======== Texto de lectura ========
El Conde de SAINT-GERMAIN.
(La piedra filosofal o el secreto de los alquimistas)
Testimonios sobre la existencia actual del Conde de Saint-Germain, los hay en gran cantidad.
Comencemos sobre el encuentro que el famosísimo y serio escritor Giovanni Papini, tuvo con el Conde el 16 de febrero del año 1939, a bordo de la embarcación marina “Prince of Wales”, la que viajaba por el océano Indico, rumbo a la India.
Esto lo consignó Giovanni Papini en su libro “Gog”, con las siguientes palabras:
“He conocido estos días al famoso CONDE DE SAINT-GERMAIN.
Es un caballero muy serio, de mediana estatura, pero de apariencia robusta y vestido con refinada sencillez.
No parece tener más de cincuenta años.”
“En los primeros días de la travesía no se acercaba y no hablaba con nadie.
Una noche que me hallaba solo en la cubierta y miraba las luces de Massaua, apareció junto a mí de improviso y me saludó.
Cuando me hubo dicho su nombre creí que se trataba de un descendiente de aquel conde de Saint-Germain que llenó con sus misterios y con la leyenda de su longevidad todo el Setecientos.
======== Material presentado ========
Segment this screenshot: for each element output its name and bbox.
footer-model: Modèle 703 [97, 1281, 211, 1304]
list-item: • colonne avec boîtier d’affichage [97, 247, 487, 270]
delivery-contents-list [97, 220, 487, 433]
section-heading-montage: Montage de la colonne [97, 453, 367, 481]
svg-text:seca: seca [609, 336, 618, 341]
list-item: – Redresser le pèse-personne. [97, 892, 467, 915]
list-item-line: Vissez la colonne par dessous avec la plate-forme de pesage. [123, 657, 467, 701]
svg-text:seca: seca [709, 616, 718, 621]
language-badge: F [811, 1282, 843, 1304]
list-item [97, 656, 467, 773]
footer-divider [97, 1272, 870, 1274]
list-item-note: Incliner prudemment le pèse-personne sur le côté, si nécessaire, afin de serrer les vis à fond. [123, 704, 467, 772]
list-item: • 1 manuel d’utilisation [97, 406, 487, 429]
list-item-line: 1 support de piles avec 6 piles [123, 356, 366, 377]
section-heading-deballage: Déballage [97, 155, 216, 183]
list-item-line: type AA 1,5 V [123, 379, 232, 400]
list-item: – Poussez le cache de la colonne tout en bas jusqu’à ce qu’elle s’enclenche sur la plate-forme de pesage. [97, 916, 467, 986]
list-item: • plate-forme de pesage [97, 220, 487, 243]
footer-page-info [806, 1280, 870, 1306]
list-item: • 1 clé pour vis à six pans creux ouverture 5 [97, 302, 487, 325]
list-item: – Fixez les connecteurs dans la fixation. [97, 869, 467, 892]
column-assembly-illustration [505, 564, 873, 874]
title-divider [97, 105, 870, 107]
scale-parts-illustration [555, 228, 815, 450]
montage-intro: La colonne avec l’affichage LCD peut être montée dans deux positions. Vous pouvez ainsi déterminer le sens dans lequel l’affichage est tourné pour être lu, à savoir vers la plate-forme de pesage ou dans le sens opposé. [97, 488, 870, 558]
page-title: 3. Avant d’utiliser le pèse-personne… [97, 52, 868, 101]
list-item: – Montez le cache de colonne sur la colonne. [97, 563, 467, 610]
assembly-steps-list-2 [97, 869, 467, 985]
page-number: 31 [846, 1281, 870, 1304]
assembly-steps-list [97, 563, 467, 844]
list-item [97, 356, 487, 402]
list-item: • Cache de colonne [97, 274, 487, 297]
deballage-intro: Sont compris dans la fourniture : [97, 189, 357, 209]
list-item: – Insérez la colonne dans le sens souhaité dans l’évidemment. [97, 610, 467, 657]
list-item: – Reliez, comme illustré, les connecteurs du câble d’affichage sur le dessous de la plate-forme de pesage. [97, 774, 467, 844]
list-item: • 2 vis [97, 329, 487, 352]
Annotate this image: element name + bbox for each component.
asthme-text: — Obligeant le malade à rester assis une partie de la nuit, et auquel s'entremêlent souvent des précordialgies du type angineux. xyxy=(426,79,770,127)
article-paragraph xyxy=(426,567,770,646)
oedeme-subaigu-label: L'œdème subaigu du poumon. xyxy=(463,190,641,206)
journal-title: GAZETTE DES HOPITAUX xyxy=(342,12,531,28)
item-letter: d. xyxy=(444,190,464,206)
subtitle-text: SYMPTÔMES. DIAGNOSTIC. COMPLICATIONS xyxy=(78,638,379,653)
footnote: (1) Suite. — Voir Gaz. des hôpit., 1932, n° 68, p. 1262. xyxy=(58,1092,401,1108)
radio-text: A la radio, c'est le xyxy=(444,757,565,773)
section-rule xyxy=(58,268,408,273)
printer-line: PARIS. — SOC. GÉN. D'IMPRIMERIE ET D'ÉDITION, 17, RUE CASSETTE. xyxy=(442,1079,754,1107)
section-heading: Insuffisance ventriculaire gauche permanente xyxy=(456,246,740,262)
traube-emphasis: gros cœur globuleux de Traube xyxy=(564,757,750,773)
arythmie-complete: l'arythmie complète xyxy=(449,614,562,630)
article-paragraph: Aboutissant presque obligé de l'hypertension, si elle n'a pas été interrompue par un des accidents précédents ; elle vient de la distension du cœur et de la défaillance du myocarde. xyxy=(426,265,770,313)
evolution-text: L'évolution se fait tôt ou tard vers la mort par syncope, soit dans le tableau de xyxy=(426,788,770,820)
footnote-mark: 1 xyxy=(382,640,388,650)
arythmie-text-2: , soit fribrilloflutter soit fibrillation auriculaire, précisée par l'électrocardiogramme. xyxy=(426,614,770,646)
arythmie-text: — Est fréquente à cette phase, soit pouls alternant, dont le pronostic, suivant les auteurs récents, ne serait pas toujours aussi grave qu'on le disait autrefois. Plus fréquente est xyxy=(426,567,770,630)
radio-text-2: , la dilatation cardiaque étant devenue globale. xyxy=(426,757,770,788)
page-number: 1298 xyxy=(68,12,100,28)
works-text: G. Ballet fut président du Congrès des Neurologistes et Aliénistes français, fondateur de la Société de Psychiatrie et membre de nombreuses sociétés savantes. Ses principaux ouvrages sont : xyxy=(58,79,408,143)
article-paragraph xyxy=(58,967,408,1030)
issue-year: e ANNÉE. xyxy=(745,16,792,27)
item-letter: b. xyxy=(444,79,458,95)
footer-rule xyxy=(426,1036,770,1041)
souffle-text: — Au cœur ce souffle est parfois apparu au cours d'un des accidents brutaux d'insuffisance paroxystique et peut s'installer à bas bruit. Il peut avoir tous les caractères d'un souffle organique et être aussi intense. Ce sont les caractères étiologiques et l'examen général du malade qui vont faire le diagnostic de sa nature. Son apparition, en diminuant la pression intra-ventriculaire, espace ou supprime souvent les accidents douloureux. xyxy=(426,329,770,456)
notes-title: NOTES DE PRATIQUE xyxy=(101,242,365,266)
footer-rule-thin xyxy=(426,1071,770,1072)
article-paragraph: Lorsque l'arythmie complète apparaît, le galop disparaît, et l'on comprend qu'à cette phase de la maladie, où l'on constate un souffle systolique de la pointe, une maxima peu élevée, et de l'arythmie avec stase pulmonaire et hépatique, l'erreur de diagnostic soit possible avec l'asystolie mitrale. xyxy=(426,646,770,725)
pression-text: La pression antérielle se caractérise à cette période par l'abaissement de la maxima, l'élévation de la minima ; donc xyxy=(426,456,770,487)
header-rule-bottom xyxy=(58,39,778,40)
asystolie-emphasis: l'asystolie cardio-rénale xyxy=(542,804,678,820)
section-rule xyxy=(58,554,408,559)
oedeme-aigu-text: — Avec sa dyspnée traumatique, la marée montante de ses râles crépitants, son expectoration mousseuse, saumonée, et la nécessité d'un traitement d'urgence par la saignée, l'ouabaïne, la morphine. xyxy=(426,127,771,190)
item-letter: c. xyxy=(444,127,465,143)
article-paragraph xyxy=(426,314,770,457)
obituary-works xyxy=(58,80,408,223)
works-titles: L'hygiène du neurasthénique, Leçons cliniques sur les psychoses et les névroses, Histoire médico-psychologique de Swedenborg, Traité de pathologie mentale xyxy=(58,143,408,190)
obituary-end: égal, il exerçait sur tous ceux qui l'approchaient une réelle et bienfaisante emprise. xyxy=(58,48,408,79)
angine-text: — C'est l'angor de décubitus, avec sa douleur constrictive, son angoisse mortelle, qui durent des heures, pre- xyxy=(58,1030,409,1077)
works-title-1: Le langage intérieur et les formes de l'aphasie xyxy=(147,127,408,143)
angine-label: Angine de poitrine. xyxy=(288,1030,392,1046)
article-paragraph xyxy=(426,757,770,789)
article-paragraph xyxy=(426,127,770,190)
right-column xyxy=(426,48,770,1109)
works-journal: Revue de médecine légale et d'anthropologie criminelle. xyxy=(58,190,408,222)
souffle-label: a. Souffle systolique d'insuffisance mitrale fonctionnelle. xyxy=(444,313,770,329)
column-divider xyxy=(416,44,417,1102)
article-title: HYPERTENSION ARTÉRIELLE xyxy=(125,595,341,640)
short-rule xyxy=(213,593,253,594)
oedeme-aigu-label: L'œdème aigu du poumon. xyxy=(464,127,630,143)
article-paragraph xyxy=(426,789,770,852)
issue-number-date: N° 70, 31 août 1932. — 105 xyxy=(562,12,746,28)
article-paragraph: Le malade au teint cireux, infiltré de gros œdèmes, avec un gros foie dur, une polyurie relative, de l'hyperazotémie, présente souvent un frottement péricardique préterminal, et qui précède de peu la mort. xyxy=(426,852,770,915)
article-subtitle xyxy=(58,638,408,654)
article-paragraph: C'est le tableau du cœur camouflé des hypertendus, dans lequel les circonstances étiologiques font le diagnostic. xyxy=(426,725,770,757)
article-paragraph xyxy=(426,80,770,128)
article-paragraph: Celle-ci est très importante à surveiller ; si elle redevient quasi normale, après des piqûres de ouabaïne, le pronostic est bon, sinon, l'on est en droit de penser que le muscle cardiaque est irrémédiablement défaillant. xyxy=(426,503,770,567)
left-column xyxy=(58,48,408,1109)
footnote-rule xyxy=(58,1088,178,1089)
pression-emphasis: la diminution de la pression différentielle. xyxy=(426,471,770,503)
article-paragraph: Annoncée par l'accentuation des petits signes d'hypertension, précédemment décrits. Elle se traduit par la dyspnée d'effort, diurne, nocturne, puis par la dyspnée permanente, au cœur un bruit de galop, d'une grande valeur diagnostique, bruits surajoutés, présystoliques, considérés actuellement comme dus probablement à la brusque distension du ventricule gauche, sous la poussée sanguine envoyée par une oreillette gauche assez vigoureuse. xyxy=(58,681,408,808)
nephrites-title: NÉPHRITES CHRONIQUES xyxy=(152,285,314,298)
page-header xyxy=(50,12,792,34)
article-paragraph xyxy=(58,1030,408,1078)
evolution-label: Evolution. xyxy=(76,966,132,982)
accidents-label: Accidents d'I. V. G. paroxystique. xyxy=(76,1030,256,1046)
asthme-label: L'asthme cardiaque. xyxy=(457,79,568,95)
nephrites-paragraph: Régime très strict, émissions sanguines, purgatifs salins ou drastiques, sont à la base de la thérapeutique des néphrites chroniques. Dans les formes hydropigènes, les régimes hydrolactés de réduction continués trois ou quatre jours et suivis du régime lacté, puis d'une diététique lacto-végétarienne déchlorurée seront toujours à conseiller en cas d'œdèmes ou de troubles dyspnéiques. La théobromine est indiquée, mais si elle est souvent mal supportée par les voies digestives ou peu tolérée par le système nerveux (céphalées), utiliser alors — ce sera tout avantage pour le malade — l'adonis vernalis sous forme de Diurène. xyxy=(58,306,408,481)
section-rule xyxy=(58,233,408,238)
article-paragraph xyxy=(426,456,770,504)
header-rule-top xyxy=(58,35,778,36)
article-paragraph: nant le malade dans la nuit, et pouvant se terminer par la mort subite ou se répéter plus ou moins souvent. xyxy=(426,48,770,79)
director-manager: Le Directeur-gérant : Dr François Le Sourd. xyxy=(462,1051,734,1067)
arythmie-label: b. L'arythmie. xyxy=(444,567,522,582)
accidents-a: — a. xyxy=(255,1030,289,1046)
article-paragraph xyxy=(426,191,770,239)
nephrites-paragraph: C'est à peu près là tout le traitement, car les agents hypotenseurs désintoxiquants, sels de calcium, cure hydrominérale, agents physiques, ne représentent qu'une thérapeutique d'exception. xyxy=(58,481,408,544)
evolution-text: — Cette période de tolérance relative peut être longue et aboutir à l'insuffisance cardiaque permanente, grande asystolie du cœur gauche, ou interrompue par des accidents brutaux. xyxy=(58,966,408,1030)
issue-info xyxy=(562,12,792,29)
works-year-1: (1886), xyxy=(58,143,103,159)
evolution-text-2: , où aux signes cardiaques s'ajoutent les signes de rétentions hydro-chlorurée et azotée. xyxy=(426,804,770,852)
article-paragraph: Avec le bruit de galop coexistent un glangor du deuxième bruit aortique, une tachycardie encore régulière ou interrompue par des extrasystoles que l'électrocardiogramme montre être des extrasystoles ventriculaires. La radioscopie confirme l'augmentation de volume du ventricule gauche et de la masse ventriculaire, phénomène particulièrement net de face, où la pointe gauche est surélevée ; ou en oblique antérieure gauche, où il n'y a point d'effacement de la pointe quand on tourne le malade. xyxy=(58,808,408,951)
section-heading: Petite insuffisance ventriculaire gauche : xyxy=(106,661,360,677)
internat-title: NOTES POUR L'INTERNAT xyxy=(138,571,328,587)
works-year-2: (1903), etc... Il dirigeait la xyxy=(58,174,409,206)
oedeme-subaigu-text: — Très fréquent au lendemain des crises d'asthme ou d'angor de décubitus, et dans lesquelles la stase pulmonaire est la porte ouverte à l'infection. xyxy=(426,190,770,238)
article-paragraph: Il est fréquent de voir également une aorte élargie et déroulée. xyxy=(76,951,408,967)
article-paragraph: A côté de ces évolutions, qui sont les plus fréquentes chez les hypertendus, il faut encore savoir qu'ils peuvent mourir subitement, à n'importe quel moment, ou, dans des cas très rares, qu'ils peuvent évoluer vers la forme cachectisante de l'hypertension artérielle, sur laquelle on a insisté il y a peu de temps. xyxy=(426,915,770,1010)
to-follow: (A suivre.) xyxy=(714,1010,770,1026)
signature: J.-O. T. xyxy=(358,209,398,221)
========
▸ **Consigna de trabajo**: ¿Podrías proseguir el texto sobre el Conde de Saint-Germain a partir de su última oración? El listado no guarda ninguna relación con el texto sobre el Conde de Saint-Germain.

▸ **Resultado obtenido**:
Había leído hacía poco, por casualidad, en un magazín, un artículo sobre el conde “inmortal” y no fui cogido por fortuna desprevenido.
El conde mostró satisfacción al darme cuenta de que yo conocía algo de aquella historia y se decidió a hacerme la gran confidencia.”
“— No he tenido nunca hijos y no tengo descendientes.
Soy aquel mismo, si se digna creerme, que fue conocido con el nombre de conde de Saint Germain en el siglo XVIII.
Habrá leído que algunos biógrafos me hacen morir en 1784, en el castillo de Eckendoerde, en el ducado de Achleswing.
Pero existen documentos que prueban que fui recibido en 1786 por el emperador de Rusia.
La condesa de Adhémar me encontró en 1789 en París, en la iglesia de los Recoletos.
En 1821 tuve una larga conversación con el Conde de Chalons en la plaza de San Marcos de Venecia.
Un inglés, Vandam, me conoció en 1847.
En 1869 comenzó mi relación con Mrs. Annie Besant.
Mrs. Oakley intentó en vano encontrarme en 1900, pero, conociendo el carácter de esa buena señora, conseguí evitarla.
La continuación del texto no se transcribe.